**Requirements**
Filter the data below for the string "опытного" and copy each matching line.

**The records**
● ● ● ● ● ● ●
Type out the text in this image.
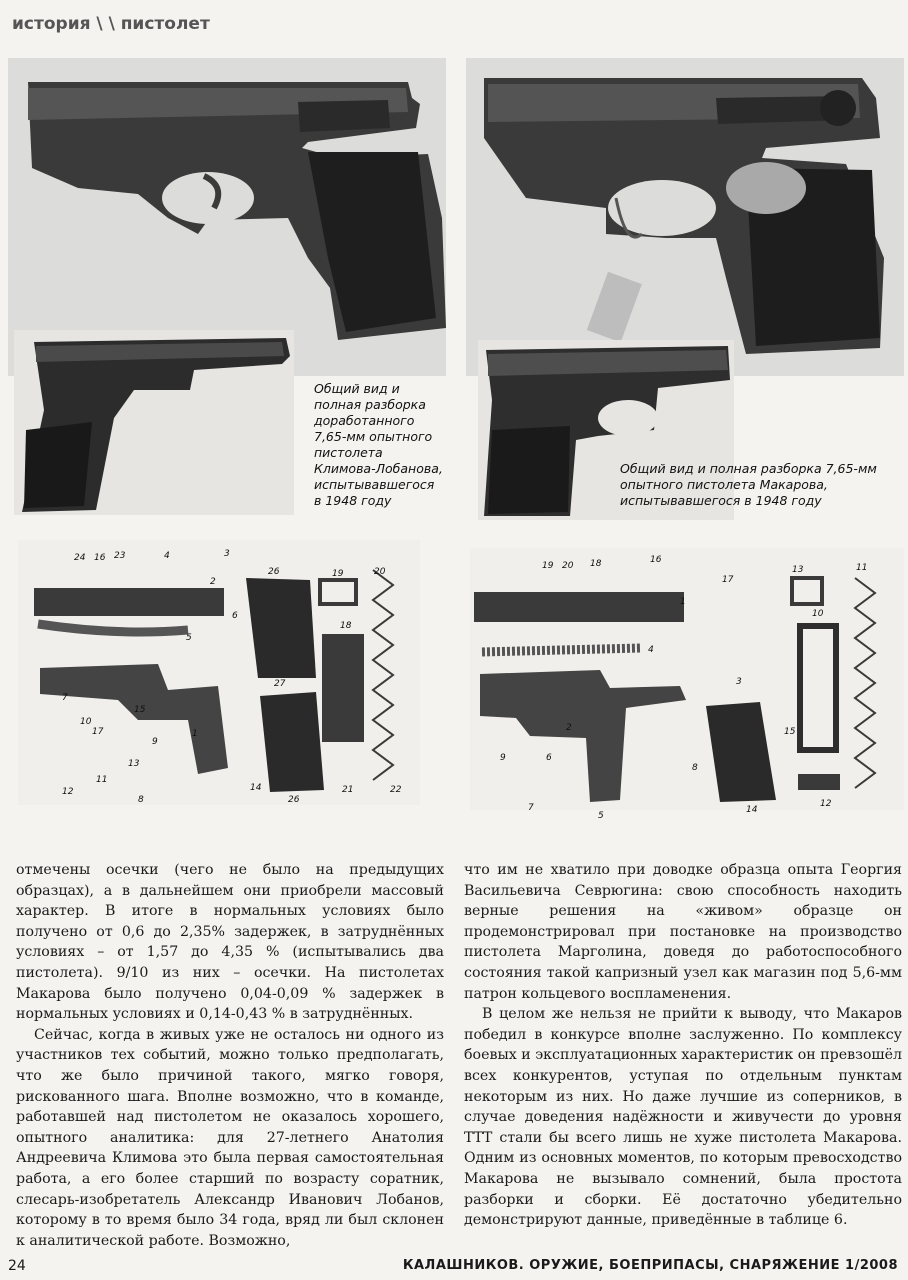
история \ \ пистолет
Общий вид и полная разборка доработанного 7,65-мм опытного пистолета Климова-Лобанова, испытывавшегося в 1948 году
Общий вид и полная разборка 7,65-мм опытного пистолета Макарова, испытывавшегося в 1948 году
24 16 23	4	3
2
26	19	20
6
5
18
7
15
27
10
17
9
1
14
26
12	21	22
13
11
8
19 20 18	16
17
13	11
1
10
4
3
2	15
6
7
5
8
9
14
12

отмечены осечки (чего не было на предыдущих образцах), а в дальнейшем они приобрели массовый характер. В итоге в нормальных условиях было получено от 0,6 до 2,35% задержек, в затруднённых условиях – от 1,57 до 4,35 % (испытывались два пистолета). 9/10 из них – осечки. На пистолетах Макарова было получено 0,04-0,09 % задержек в нормальных условиях и 0,14-0,43 % в затруднённых.

Сейчас, когда в живых уже не осталось ни одного из участников тех событий, можно только предполагать, что же было причиной такого, мягко говоря, рискованного шага. Вполне возможно, что в команде, работавшей над пистолетом не оказалось хорошего, опытного аналитика: для 27-летнего Анатолия Андреевича Климова это была первая самостоятельная работа, а его более старший по возрасту соратник, слесарь-изобретатель Александр Иванович Лобанов, которому в то время было 34 года, вряд ли был склонен к аналитической работе. Возможно,

что им не хватило при доводке образца опыта Георгия Васильевича Севрюгина: свою способность находить верные решения на «живом» образце он продемонстрировал при постановке на производство пистолета Марголина, доведя до работоспособного состояния такой капризный узел как магазин под 5,6-мм патрон кольцевого воспламенения.

В целом же нельзя не прийти к выводу, что Макаров победил в конкурсе вполне заслуженно. По комплексу боевых и эксплуатационных характеристик он превзошёл всех конкурентов, уступая по отдельным пунктам некоторым из них. Но даже лучшие из соперников, в случае доведения надёжности и живучести до уровня ТТТ стали бы всего лишь не хуже пистолета Макарова. Одним из основных моментов, по которым превосходство Макарова не вызывало сомнений, была простота разборки и сборки. Её достаточно убедительно демонстрируют данные, приведённые в таблице 6.

24	КАЛАШНИКОВ. ОРУЖИЕ, БОЕПРИПАСЫ, СНАРЯЖЕНИЕ 1/2008
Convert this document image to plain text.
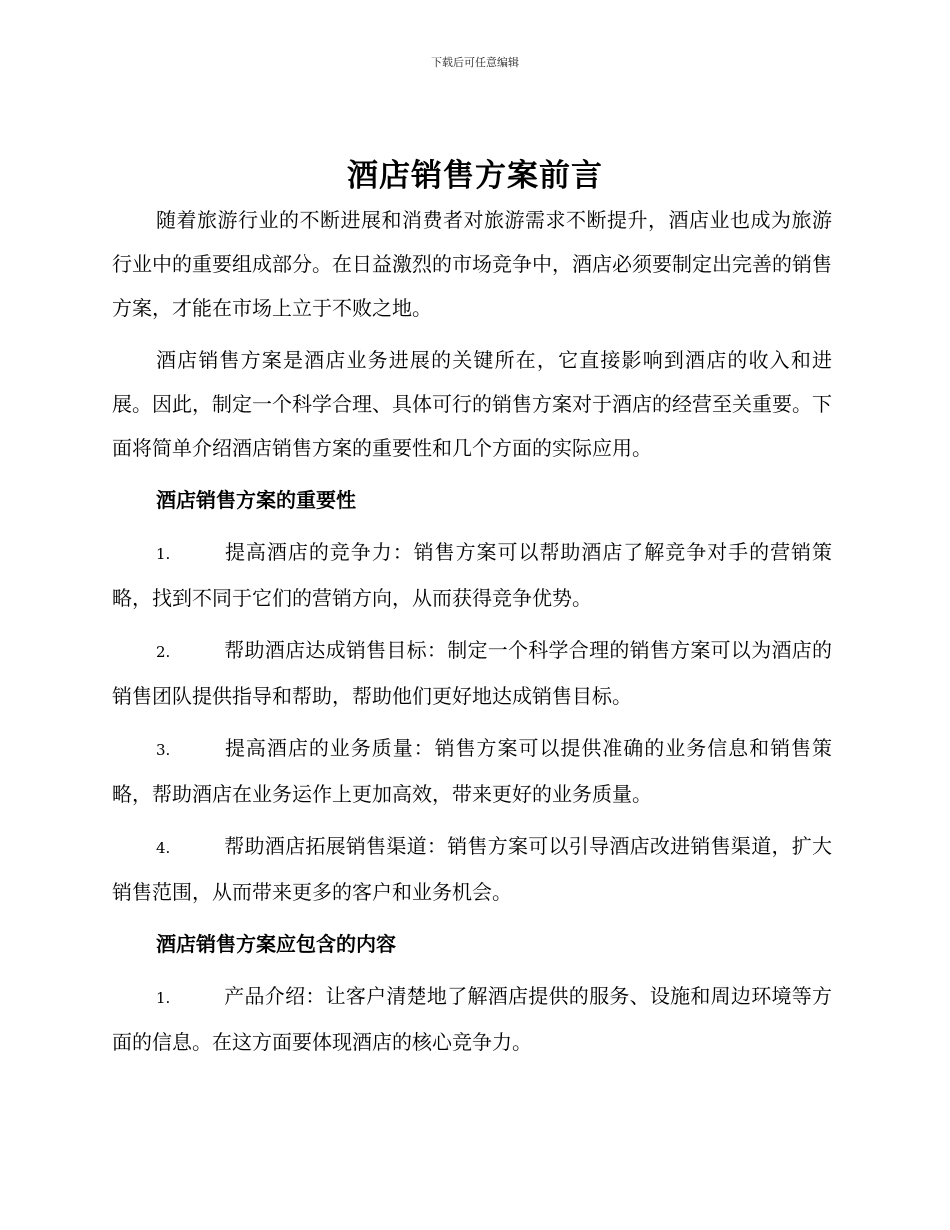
下载后可任意编辑
酒店销售方案前言

随着旅游行业的不断进展和消费者对旅游需求不断提升，酒店业也成为旅游行业中的重要组成部分。在日益激烈的市场竞争中，酒店必须要制定出完善的销售方案，才能在市场上立于不败之地。

酒店销售方案是酒店业务进展的关键所在，它直接影响到酒店的收入和进展。因此，制定一个科学合理、具体可行的销售方案对于酒店的经营至关重要。下面将简单介绍酒店销售方案的重要性和几个方面的实际应用。

酒店销售方案的重要性

1.	提高酒店的竞争力：销售方案可以帮助酒店了解竞争对手的营销策略，找到不同于它们的营销方向，从而获得竞争优势。

2.	帮助酒店达成销售目标：制定一个科学合理的销售方案可以为酒店的销售团队提供指导和帮助，帮助他们更好地达成销售目标。

3.	提高酒店的业务质量：销售方案可以提供准确的业务信息和销售策略，帮助酒店在业务运作上更加高效，带来更好的业务质量。

4.	帮助酒店拓展销售渠道：销售方案可以引导酒店改进销售渠道，扩大销售范围，从而带来更多的客户和业务机会。

酒店销售方案应包含的内容

1.	产品介绍：让客户清楚地了解酒店提供的服务、设施和周边环境等方面的信息。在这方面要体现酒店的核心竞争力。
● ● ● ● ● ● ●
**Final result**
Общий вид и полная разборка доработанного 7,65-мм опытного пистолета Климова-Лобанова, испытывавшегося в 1948 году
Общий вид и полная разборка 7,65-мм опытного пистолета Макарова, испытывавшегося в 1948 году
Сейчас, когда в живых уже не осталось ни одного из участников тех событий, можно только предполагать, что же было причиной такого, мягко говоря, рискованного шага. Вполне возможно, что в команде, работавшей над пистолетом не оказалось хорошего, опытного аналитика: для 27-летнего Анатолия Андреевича Климова это была первая самостоятельная работа, а его более старший по возрасту соратник, слесарь-изобретатель Александр Иванович Лобанов, которому в то время было 34 года, вряд ли был склонен к аналитической работе. Возможно,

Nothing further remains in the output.